◆ **DATA PROVIDED**:
+===+
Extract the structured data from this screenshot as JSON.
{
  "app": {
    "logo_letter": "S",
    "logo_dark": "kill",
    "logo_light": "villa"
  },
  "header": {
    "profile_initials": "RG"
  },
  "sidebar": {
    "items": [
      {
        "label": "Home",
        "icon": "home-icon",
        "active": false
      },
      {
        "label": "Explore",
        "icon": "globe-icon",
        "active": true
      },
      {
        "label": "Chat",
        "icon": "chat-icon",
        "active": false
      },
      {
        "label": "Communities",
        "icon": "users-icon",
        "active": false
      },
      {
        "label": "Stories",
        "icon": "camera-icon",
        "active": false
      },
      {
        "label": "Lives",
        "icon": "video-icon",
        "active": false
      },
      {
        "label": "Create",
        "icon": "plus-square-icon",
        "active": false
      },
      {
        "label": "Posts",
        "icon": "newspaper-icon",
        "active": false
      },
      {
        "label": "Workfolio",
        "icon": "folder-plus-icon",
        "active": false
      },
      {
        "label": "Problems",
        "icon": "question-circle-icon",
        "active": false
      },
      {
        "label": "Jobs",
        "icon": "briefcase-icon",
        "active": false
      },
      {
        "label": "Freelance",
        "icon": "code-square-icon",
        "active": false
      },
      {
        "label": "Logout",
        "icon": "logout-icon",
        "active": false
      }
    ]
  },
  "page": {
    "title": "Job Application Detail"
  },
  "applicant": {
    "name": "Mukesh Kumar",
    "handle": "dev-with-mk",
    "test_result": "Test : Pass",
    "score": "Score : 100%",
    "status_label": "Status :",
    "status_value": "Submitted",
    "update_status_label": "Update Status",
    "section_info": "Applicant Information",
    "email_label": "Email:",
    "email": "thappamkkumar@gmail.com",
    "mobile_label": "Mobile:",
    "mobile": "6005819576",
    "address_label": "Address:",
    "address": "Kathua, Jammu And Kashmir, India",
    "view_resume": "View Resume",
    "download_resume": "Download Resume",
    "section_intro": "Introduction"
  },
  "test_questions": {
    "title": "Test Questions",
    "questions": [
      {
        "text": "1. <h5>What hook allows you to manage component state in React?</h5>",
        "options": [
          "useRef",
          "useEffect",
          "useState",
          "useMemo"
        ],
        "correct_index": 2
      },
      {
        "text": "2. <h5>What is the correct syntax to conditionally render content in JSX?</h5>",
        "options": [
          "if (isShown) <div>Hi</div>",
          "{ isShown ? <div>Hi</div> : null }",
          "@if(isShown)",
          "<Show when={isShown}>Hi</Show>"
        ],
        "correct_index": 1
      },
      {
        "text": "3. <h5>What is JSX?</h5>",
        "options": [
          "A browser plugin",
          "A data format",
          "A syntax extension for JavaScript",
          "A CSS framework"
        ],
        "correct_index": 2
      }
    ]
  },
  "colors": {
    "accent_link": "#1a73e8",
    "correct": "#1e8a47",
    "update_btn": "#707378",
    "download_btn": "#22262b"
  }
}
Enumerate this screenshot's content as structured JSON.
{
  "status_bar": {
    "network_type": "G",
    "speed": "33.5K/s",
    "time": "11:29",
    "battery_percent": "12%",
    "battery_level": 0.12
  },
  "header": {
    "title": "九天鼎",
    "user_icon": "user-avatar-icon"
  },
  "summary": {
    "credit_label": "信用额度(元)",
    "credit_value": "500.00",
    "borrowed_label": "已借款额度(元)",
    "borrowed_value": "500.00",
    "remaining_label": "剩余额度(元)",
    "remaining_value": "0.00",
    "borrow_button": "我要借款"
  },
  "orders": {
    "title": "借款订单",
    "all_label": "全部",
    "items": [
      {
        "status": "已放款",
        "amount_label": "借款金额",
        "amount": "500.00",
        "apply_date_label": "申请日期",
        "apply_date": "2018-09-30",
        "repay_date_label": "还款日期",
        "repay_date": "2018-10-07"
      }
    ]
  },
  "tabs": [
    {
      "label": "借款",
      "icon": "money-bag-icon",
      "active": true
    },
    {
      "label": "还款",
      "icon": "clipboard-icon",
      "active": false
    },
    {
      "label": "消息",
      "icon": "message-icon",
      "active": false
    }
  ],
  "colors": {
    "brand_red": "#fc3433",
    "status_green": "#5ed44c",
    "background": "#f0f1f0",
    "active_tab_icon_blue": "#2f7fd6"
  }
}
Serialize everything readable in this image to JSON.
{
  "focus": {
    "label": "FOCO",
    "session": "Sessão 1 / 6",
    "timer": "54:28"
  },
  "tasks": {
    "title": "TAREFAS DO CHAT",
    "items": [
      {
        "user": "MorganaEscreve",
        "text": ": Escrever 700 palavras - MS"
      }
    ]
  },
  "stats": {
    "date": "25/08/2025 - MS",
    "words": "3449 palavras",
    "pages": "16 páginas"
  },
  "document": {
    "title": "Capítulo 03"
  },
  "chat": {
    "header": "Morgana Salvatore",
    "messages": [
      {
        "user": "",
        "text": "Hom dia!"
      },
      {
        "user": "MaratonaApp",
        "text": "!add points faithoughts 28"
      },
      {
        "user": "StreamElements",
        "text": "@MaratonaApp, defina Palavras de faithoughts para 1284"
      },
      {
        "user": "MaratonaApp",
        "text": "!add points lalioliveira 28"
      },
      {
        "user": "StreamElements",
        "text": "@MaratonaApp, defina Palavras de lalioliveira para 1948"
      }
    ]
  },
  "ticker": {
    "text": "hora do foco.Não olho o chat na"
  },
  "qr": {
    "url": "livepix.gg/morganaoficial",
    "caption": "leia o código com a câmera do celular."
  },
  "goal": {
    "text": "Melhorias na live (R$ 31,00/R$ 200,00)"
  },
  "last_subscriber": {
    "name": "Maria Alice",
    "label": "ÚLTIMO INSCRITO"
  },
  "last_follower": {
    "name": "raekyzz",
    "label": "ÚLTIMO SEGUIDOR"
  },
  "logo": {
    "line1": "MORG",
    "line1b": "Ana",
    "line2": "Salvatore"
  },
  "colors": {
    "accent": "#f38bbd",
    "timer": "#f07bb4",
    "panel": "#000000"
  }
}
+===+
◆ **PROBLEM DETAILS**: Quote every entry exactly.

◆ **CORRECT RESULT**:
Extract the structured data from this screenshot as JSON.
{
  "app": {
    "logo_letter": "S",
    "logo_dark": "kill",
    "logo_light": "villa"
  },
  "header": {
    "profile_initials": "RG"
  },
  "sidebar": {
    "items": [
      {
        "label": "Home",
        "icon": "home-icon",
        "active": false
      },
      {
        "label": "Explore",
        "icon": "globe-icon",
        "active": true
      },
      {
        "label": "Chat",
        "icon": "chat-icon",
        "active": false
      },
      {
        "label": "Communities",
        "icon": "users-icon",
        "active": false
      },
      {
        "label": "Stories",
        "icon": "camera-icon",
        "active": false
      },
      {
        "label": "Lives",
        "icon": "video-icon",
        "active": false
      },
      {
        "label": "Create",
        "icon": "plus-square-icon",
        "active": false
      },
      {
        "label": "Posts",
        "icon": "newspaper-icon",
        "active": false
      },
      {
        "label": "Workfolio",
        "icon": "folder-plus-icon",
        "active": false
      },
      {
        "label": "Problems",
        "icon": "question-circle-icon",
        "active": false
      },
      {
        "label": "Jobs",
        "icon": "briefcase-icon",
        "active": false
      },
      {
        "label": "Freelance",
        "icon": "code-square-icon",
        "active": false
      },
      {
        "label": "Logout",
        "icon": "logout-icon",
        "active": false
      }
    ]
  },
  "page": {
    "title": "Job Application Detail"
  },
  "applicant": {
    "name": "Mukesh Kumar",
    "handle": "dev-with-mk",
    "test_result": "Test : Pass",
    "score": "Score : 100%",
    "status_label": "Status :",
    "status_value": "Submitted",
    "update_status_label": "Update Status",
    "section_info": "Applicant Information",
    "email_label": "Email:",
    "email": "thappamkkumar@gmail.com",
    "mobile_label": "Mobile:",
    "mobile": "6005819576",
    "address_label": "Address:",
    "address": "Kathua, Jammu And Kashmir, India",
    "view_resume": "View Resume",
    "download_resume": "Download Resume",
    "section_intro": "Introduction"
  },
  "test_questions": {
    "title": "Test Questions",
    "questions": [
      {
        "text": "1. <h5>What hook allows you to manage component state in React?</h5>",
        "options": [
          "useRef",
          "useEffect",
          "useState",
          "useMemo"
        ],
        "correct_index": 2
      },
      {
        "text": "2. <h5>What is the correct syntax to conditionally render content in JSX?</h5>",
        "options": [
          "if (isShown) <div>Hi</div>",
          "{ isShown ? <div>Hi</div> : null }",
          "@if(isShown)",
          "<Show when={isShown}>Hi</Show>"
        ],
        "correct_index": 1
      },
      {
        "text": "3. <h5>What is JSX?</h5>",
        "options": [
          "A browser plugin",
          "A data format",
          "A syntax extension for JavaScript",
          "A CSS framework"
        ],
        "correct_index": 2
      }
    ]
  },
  "colors": {
    "accent_link": "#1a73e8",
    "correct": "#1e8a47",
    "update_btn": "#707378",
    "download_btn": "#22262b"
  }
}
Enumerate this screenshot's content as structured JSON.
{
  "status_bar": {
    "network_type": "G",
    "speed": "33.5K/s",
    "time": "11:29",
    "battery_percent": "12%",
    "battery_level": 0.12
  },
  "header": {
    "title": "九天鼎",
    "user_icon": "user-avatar-icon"
  },
  "summary": {
    "credit_label": "信用额度(元)",
    "credit_value": "500.00",
    "borrowed_label": "已借款额度(元)",
    "borrowed_value": "500.00",
    "remaining_label": "剩余额度(元)",
    "remaining_value": "0.00",
    "borrow_button": "我要借款"
  },
  "orders": {
    "title": "借款订单",
    "all_label": "全部",
    "items": [
      {
        "status": "已放款",
        "amount_label": "借款金额",
        "amount": "500.00",
        "apply_date_label": "申请日期",
        "apply_date": "2018-09-30",
        "repay_date_label": "还款日期",
        "repay_date": "2018-10-07"
      }
    ]
  },
  "tabs": [
    {
      "label": "借款",
      "icon": "money-bag-icon",
      "active": true
    },
    {
      "label": "还款",
      "icon": "clipboard-icon",
      "active": false
    },
    {
      "label": "消息",
      "icon": "message-icon",
      "active": false
    }
  ],
  "colors": {
    "brand_red": "#fc3433",
    "status_green": "#5ed44c",
    "background": "#f0f1f0",
    "active_tab_icon_blue": "#2f7fd6"
  }
}
Serialize everything readable in this image to JSON.
{
  "focus": {
    "label": "FOCO",
    "session": "Sessão 1 / 6",
    "timer": "54:28"
  },
  "tasks": {
    "title": "TAREFAS DO CHAT",
    "items": [
      {
        "user": "MorganaEscreve",
        "text": ": Escrever 700 palavras - MS"
      }
    ]
  },
  "stats": {
    "date": "25/08/2025 - MS",
    "words": "3449 palavras",
    "pages": "16 páginas"
  },
  "document": {
    "title": "Capítulo 03"
  },
  "chat": {
    "header": "Morgana Salvatore",
    "messages": [
      {
        "user": "",
        "text": "Hom dia!"
      },
      {
        "user": "MaratonaApp",
        "text": "!add points faithoughts 28"
      },
      {
        "user": "StreamElements",
        "text": "@MaratonaApp, defina Palavras de faithoughts para 1284"
      },
      {
        "user": "MaratonaApp",
        "text": "!add points lalioliveira 28"
      },
      {
        "user": "StreamElements",
        "text": "@MaratonaApp, defina Palavras de lalioliveira para 1948"
      }
    ]
  },
  "ticker": {
    "text": "hora do foco.Não olho o chat na"
  },
  "qr": {
    "url": "livepix.gg/morganaoficial",
    "caption": "leia o código com a câmera do celular."
  },
  "goal": {
    "text": "Melhorias na live (R$ 31,00/R$ 200,00)"
  },
  "last_subscriber": {
    "name": "Maria Alice",
    "label": "ÚLTIMO INSCRITO"
  },
  "last_follower": {
    "name": "raekyzz",
    "label": "ÚLTIMO SEGUIDOR"
  },
  "logo": {
    "line1": "MORG",
    "line1b": "Ana",
    "line2": "Salvatore"
  },
  "colors": {
    "accent": "#f38bbd",
    "timer": "#f07bb4",
    "panel": "#000000"
  }
}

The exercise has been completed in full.